## Begin RECORDS FOR THE EXERCISE
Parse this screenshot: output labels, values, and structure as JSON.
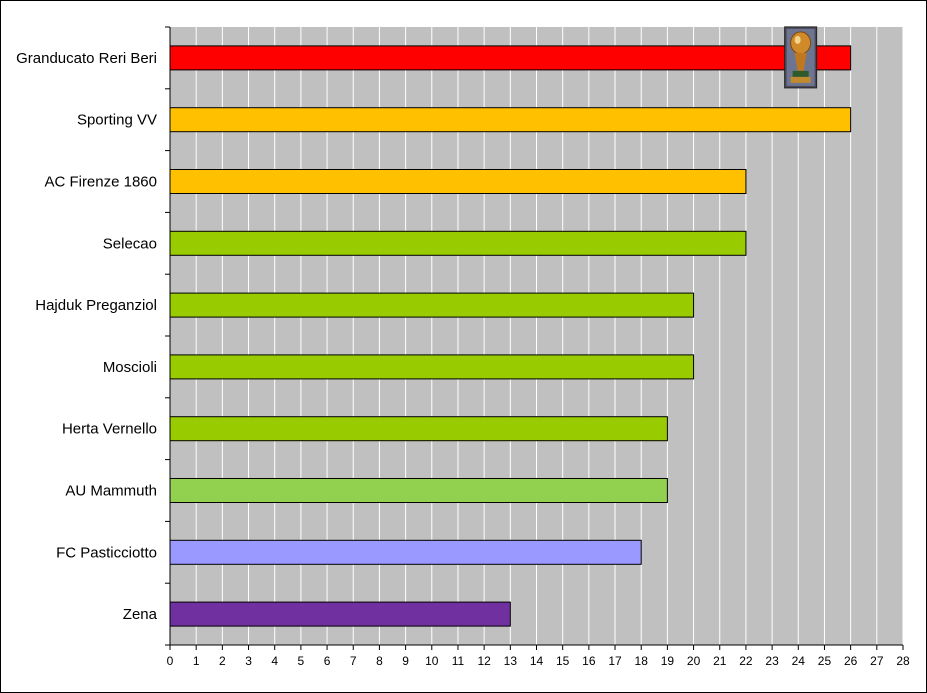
{
  "chart_data": {
    "type": "bar",
    "orientation": "horizontal",
    "categories": [
      "Granducato Reri Beri",
      "Sporting VV",
      "AC Firenze 1860",
      "Selecao",
      "Hajduk Preganziol",
      "Moscioli",
      "Herta Vernello",
      "AU Mammuth",
      "FC Pasticciotto",
      "Zena"
    ],
    "values": [
      26,
      26,
      22,
      22,
      20,
      20,
      19,
      19,
      18,
      13
    ],
    "colors": [
      "#ff0000",
      "#ffc000",
      "#ffc000",
      "#99cc00",
      "#99cc00",
      "#99cc00",
      "#99cc00",
      "#92d050",
      "#9999ff",
      "#7030a0"
    ],
    "xlim": [
      0,
      28
    ],
    "xticks": [
      0,
      1,
      2,
      3,
      4,
      5,
      6,
      7,
      8,
      9,
      10,
      11,
      12,
      13,
      14,
      15,
      16,
      17,
      18,
      19,
      20,
      21,
      22,
      23,
      24,
      25,
      26,
      27,
      28
    ],
    "grid": true,
    "plot_background": "#c0c0c0",
    "trophy_icon": "trophy-icon",
    "trophy_category": "Granducato Reri Beri"
  }
}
## End RECORDS FOR THE EXERCISE
» THE TASK
Scan the listing above and copy all lines containing the word "Beri".

» FULL ANSWER
      "Granducato Reri Beri",
    "trophy_category": "Granducato Reri Beri"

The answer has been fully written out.